#### WORK TO BE COMPLETED
Identify all lines of the data containing the string "Epoch" and copy them.

>>>>>

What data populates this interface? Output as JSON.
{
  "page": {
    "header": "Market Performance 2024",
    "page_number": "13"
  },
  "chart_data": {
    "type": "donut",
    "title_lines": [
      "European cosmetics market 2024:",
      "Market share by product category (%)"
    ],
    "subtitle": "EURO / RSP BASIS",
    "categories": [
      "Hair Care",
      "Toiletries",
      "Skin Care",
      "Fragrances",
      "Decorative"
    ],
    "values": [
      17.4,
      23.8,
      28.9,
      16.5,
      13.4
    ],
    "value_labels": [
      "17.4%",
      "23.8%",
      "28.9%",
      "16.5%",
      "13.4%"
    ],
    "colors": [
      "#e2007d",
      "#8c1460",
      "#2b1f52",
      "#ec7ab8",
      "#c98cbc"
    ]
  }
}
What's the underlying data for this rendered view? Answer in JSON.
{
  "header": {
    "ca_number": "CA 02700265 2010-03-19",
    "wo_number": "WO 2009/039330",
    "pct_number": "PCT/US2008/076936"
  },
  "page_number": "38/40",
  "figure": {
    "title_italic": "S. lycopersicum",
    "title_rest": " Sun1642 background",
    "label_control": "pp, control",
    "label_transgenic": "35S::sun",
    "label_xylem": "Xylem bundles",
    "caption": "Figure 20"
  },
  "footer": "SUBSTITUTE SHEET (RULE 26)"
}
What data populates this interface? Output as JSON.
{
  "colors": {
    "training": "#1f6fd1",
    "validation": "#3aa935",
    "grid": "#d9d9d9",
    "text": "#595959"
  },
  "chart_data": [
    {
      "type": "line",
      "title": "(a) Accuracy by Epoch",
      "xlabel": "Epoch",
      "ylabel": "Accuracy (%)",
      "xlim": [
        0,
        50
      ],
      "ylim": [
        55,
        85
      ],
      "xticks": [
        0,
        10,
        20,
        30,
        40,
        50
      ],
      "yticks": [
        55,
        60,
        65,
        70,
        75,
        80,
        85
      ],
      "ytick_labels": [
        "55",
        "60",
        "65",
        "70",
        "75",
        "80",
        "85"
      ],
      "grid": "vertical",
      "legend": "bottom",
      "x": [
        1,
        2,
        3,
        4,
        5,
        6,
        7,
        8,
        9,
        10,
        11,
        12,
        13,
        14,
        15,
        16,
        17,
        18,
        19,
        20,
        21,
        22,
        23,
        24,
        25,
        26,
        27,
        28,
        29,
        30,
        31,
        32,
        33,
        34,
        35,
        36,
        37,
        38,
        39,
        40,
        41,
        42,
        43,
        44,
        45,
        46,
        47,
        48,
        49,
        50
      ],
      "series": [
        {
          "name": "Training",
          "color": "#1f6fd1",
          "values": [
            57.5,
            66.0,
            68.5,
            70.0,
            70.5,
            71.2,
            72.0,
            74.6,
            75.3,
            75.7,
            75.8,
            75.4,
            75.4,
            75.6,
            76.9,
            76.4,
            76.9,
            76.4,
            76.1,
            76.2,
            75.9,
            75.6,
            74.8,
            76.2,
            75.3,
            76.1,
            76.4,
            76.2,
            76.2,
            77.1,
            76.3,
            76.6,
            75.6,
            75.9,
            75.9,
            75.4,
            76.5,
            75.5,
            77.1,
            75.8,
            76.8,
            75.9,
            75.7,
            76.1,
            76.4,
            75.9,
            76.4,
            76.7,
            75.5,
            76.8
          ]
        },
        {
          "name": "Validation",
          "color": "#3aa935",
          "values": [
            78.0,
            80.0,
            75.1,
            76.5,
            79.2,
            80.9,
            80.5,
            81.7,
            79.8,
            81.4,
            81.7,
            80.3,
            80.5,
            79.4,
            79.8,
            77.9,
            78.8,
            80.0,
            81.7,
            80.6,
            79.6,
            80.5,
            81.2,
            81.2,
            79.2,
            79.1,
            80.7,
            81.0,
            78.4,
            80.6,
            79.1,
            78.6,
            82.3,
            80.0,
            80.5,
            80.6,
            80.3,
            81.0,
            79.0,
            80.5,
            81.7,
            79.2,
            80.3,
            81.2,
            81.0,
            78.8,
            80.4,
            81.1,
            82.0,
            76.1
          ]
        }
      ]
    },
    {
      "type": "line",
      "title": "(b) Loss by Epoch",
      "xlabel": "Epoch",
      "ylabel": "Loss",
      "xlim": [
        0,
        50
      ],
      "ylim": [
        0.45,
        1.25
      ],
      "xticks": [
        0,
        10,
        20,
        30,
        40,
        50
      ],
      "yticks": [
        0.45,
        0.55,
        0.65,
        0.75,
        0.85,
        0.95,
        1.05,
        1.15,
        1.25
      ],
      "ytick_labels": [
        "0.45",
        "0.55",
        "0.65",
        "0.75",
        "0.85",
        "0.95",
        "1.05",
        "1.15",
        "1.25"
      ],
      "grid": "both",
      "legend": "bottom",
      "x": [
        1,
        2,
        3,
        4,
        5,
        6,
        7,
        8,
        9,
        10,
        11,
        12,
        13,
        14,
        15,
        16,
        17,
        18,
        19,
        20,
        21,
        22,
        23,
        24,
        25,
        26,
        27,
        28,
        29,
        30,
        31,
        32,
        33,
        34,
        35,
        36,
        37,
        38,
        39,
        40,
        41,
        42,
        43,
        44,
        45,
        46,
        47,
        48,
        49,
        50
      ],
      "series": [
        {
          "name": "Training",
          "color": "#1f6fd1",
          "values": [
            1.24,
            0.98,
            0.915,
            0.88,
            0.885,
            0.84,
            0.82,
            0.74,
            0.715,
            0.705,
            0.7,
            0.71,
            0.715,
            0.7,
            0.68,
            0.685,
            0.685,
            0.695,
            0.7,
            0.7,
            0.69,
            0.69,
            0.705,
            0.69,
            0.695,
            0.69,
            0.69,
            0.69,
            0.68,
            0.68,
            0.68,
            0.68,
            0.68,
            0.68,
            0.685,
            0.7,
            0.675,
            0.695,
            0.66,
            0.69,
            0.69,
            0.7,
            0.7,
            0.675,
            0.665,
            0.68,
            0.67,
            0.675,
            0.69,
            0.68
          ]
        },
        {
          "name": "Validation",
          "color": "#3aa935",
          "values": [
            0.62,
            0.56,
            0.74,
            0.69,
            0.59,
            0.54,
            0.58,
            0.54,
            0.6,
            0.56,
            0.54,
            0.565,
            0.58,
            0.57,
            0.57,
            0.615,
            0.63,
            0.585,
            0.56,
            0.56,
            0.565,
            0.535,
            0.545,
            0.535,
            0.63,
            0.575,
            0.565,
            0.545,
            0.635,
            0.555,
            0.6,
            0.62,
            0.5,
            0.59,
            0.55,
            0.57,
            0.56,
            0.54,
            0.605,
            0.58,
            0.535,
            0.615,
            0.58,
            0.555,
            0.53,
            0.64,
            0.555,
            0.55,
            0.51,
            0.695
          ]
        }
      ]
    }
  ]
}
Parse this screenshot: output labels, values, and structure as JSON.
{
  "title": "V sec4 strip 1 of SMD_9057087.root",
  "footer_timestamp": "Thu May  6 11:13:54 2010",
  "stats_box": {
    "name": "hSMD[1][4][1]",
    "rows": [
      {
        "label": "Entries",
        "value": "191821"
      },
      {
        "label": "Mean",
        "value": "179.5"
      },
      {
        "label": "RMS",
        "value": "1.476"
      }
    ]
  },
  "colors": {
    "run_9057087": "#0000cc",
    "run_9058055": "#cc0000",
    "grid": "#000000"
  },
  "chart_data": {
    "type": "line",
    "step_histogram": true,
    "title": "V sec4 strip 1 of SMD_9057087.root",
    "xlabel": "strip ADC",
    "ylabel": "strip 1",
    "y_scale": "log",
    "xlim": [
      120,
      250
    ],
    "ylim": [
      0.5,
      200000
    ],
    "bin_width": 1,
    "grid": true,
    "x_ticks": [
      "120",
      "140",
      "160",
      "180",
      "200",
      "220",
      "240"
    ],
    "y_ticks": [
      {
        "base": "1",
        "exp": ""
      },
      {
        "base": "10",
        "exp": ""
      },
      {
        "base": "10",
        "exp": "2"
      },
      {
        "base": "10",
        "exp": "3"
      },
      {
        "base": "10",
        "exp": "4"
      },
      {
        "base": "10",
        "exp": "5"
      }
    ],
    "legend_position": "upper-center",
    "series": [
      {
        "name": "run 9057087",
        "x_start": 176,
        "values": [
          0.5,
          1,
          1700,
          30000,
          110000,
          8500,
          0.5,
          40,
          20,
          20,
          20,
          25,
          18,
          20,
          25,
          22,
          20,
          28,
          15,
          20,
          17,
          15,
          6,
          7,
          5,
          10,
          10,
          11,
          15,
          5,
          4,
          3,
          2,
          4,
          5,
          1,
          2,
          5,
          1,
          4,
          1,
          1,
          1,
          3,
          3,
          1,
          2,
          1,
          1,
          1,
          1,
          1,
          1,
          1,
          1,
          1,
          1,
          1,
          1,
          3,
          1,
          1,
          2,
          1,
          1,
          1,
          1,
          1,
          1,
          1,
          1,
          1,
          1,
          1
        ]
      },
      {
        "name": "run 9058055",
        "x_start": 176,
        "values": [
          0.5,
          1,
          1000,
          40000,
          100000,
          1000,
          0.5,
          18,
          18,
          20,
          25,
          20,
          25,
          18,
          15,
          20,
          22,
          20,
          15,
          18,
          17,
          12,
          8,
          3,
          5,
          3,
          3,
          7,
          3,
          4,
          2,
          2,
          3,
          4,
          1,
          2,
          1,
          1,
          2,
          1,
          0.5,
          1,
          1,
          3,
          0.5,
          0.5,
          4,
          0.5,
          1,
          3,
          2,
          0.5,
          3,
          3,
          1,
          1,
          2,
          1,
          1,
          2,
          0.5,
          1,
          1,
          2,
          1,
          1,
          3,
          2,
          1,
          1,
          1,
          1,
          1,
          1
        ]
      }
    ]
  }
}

<<<<<

#### RESULT
      "title": "(a) Accuracy by Epoch",
      "xlabel": "Epoch",
      "title": "(b) Loss by Epoch",
      "xlabel": "Epoch",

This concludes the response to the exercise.